Exercise description — Return the lines below exactly as they appear, from the first one down to and including the line that contains "328, 331, 354]".

Information provided —

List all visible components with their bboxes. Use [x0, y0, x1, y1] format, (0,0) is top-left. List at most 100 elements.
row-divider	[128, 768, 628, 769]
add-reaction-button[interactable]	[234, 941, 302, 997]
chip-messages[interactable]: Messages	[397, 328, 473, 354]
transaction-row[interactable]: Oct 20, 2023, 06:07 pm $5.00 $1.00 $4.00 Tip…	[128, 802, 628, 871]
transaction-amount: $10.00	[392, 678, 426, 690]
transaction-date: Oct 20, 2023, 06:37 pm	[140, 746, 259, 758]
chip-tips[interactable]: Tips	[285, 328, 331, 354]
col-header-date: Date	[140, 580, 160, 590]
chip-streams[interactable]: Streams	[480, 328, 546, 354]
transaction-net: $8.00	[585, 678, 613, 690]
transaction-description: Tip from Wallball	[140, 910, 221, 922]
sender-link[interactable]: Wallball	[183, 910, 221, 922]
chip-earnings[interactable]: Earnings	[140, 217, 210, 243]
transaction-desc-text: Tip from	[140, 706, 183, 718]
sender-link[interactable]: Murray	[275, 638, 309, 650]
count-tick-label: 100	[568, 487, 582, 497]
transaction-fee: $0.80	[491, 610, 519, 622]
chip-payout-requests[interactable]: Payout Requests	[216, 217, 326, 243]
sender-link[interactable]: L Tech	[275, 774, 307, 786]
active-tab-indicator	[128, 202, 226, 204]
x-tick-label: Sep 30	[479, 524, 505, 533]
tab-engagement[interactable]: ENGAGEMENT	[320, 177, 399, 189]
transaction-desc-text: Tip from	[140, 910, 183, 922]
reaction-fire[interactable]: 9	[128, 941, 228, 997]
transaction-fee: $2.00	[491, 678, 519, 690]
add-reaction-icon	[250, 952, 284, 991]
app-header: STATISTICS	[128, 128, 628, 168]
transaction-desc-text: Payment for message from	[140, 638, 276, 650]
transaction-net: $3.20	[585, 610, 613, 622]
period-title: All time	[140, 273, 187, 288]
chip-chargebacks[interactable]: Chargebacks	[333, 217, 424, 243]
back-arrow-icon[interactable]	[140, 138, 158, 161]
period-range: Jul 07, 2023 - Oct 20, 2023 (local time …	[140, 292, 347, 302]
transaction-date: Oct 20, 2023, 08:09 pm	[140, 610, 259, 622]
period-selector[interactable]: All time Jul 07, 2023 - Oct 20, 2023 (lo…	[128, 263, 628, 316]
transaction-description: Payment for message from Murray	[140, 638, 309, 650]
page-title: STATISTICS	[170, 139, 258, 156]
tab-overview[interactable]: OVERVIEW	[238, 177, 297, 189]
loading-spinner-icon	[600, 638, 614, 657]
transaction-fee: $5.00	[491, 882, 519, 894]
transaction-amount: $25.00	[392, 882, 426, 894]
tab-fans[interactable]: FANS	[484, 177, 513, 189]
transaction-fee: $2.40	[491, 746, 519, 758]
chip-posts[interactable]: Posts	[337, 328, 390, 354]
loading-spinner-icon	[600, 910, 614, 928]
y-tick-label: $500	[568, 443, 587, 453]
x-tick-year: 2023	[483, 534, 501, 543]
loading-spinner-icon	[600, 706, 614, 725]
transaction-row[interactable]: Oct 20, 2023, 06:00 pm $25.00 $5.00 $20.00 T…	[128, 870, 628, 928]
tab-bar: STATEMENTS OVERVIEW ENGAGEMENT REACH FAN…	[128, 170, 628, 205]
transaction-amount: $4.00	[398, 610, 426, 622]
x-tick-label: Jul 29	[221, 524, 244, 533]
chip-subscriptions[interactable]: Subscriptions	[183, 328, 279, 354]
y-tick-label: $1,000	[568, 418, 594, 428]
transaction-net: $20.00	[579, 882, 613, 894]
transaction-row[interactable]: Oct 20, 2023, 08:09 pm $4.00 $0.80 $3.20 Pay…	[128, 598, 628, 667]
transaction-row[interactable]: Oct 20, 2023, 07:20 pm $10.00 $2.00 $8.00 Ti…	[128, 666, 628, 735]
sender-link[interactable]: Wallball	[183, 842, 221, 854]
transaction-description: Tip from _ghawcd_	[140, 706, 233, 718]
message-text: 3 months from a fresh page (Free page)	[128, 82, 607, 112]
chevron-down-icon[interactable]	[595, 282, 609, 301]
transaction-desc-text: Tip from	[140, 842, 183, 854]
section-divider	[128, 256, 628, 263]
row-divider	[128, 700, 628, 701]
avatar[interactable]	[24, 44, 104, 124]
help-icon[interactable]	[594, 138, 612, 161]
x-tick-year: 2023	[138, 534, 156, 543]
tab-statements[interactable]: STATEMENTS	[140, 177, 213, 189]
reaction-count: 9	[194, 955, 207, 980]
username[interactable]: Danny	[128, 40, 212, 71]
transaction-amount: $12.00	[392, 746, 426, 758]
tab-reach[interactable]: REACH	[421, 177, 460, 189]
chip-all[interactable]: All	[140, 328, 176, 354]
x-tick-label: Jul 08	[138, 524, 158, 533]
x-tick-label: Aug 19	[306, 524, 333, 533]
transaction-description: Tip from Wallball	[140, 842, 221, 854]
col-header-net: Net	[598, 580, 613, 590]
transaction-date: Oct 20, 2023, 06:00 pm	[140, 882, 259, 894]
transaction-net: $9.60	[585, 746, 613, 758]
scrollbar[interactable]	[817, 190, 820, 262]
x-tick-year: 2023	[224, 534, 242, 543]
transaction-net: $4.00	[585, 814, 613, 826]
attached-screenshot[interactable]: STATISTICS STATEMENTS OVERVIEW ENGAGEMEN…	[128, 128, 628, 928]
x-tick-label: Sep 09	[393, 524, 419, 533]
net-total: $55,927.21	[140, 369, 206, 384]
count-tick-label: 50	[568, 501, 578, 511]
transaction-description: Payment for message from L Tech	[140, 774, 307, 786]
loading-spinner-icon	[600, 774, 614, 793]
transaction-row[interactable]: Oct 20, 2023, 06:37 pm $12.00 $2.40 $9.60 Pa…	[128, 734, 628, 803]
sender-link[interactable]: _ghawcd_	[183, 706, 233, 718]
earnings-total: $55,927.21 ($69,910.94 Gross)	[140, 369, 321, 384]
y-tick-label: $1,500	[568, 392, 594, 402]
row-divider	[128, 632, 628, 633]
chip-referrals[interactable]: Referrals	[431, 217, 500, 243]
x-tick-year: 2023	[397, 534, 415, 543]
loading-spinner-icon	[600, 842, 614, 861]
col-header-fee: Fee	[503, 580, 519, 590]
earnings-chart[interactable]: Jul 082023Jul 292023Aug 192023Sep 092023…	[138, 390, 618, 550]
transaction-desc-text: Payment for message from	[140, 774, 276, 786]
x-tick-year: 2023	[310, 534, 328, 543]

Exercise result —
List all visible components with their bboxes. Use [x0, y0, x1, y1] format, (0,0) is top-left. List at most 100 elements.
row-divider	[128, 768, 628, 769]
add-reaction-button[interactable]	[234, 941, 302, 997]
chip-messages[interactable]: Messages	[397, 328, 473, 354]
transaction-row[interactable]: Oct 20, 2023, 06:07 pm $5.00 $1.00 $4.00 Tip…	[128, 802, 628, 871]
transaction-amount: $10.00	[392, 678, 426, 690]
transaction-date: Oct 20, 2023, 06:37 pm	[140, 746, 259, 758]
chip-tips[interactable]: Tips	[285, 328, 331, 354]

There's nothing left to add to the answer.